Dataset excerpts
----------
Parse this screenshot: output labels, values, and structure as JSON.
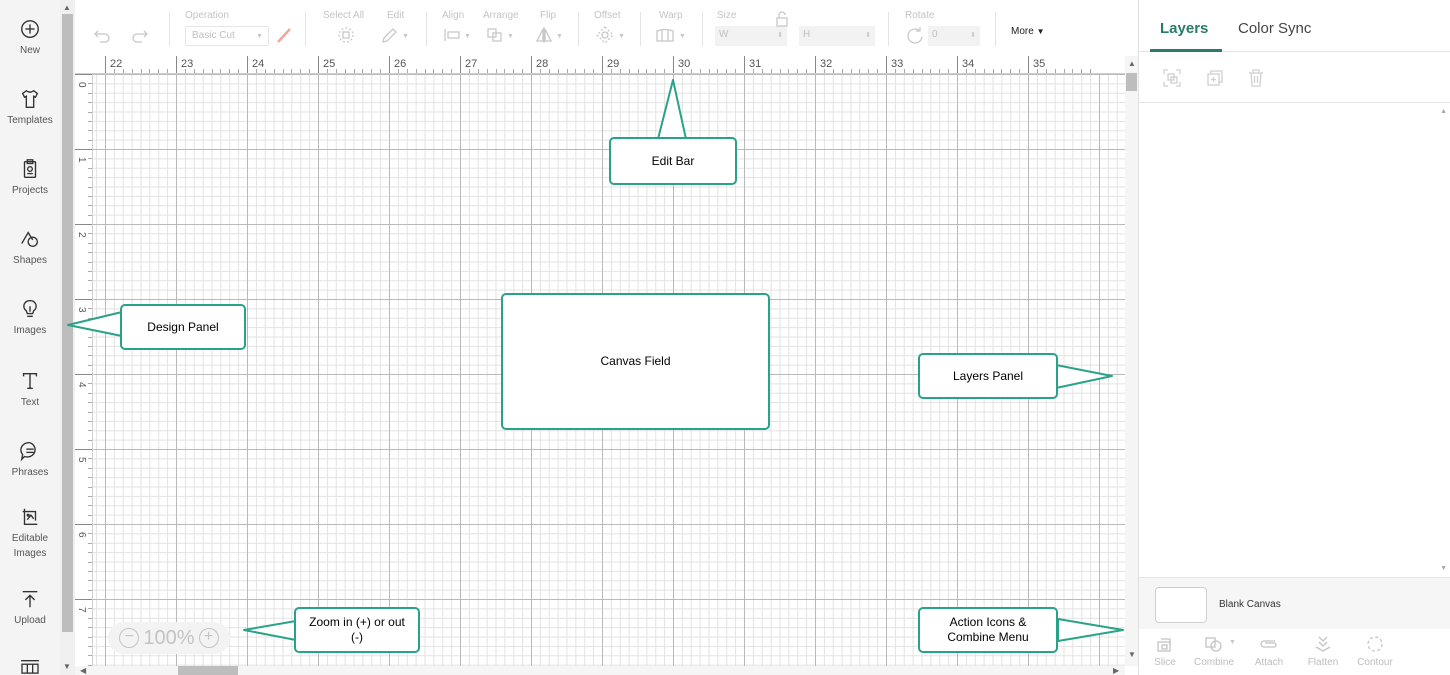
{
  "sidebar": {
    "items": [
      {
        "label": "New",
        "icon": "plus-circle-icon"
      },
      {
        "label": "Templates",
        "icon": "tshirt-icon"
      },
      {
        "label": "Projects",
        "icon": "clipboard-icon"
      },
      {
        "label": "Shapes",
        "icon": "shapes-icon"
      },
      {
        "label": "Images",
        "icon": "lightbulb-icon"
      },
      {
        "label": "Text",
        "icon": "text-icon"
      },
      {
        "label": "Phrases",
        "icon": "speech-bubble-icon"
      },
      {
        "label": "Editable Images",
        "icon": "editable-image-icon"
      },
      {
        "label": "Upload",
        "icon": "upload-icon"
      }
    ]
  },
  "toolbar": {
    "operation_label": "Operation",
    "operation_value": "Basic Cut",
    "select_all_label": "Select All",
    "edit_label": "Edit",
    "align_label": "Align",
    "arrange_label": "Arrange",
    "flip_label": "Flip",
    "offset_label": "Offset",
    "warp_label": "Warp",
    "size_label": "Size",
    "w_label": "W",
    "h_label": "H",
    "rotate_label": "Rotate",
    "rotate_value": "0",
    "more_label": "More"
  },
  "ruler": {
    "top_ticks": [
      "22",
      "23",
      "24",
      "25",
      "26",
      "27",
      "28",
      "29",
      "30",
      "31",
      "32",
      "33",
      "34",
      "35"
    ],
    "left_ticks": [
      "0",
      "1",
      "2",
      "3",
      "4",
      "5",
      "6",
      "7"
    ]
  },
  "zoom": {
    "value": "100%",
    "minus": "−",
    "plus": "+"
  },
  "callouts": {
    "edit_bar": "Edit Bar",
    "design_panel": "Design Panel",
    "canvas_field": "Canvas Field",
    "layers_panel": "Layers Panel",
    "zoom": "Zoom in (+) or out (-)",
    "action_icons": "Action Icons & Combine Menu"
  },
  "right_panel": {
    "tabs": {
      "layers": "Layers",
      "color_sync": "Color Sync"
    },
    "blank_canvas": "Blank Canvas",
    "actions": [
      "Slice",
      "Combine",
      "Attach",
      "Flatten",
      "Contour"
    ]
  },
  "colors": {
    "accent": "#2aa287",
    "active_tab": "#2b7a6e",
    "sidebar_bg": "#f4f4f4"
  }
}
----------
_Goal_: Identify each line holding the string "Canvas", and copy it out.

_Result_:
    "canvas_field": "Canvas Field",
    "blank_canvas": "Blank Canvas",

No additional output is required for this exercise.